» **Challenge**: How many lines in the records below hold the string "Figure"? Answer with the number alone.

» **Source data**:
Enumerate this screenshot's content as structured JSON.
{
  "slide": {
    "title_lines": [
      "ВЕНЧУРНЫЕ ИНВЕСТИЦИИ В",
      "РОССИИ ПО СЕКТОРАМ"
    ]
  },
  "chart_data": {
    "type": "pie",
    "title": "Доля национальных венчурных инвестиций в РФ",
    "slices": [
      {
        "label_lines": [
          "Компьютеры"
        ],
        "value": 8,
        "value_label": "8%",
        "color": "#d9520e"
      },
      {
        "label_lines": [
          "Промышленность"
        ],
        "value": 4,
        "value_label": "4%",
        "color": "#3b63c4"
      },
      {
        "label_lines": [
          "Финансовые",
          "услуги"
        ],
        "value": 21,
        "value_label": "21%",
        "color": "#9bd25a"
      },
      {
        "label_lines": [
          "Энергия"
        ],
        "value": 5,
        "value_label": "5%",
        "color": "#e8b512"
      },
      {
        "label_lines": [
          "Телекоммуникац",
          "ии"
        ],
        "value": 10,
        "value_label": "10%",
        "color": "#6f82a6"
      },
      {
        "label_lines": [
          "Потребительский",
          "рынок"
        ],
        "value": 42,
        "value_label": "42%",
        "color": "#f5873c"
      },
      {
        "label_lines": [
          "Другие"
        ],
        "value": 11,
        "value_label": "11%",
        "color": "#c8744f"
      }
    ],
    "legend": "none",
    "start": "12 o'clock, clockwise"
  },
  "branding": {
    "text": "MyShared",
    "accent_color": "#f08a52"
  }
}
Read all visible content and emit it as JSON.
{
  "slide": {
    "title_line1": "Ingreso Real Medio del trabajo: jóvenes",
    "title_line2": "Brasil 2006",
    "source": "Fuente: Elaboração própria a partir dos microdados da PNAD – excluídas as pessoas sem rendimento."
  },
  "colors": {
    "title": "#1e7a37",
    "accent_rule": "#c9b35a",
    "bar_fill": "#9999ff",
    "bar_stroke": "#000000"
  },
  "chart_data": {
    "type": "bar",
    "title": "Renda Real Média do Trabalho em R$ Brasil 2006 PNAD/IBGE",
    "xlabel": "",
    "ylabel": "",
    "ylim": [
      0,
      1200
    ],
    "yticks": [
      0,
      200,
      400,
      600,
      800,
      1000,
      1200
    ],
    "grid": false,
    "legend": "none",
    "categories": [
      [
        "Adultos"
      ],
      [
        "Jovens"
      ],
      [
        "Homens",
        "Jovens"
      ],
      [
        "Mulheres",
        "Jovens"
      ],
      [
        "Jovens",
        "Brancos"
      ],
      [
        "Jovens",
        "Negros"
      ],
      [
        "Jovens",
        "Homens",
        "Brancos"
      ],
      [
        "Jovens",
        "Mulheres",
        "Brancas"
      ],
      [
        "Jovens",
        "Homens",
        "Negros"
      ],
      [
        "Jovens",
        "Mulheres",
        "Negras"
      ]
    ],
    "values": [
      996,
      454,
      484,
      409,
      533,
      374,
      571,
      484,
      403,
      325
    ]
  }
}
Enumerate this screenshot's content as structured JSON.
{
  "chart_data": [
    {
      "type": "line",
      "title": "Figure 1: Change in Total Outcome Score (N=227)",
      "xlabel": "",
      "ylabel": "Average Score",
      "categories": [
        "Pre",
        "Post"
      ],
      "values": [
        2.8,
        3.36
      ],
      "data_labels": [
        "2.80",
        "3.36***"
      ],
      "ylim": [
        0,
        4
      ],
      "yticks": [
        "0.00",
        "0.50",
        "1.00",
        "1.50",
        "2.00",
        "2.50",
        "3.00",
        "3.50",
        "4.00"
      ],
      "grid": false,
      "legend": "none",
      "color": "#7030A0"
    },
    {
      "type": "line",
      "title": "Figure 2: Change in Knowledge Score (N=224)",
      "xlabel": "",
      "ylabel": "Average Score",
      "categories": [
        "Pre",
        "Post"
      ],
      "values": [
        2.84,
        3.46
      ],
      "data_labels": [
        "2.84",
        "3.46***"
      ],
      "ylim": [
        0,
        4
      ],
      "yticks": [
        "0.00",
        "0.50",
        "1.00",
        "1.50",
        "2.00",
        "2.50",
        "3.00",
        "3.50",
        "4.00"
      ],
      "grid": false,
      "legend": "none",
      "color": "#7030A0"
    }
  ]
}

» **Worked answer**: 2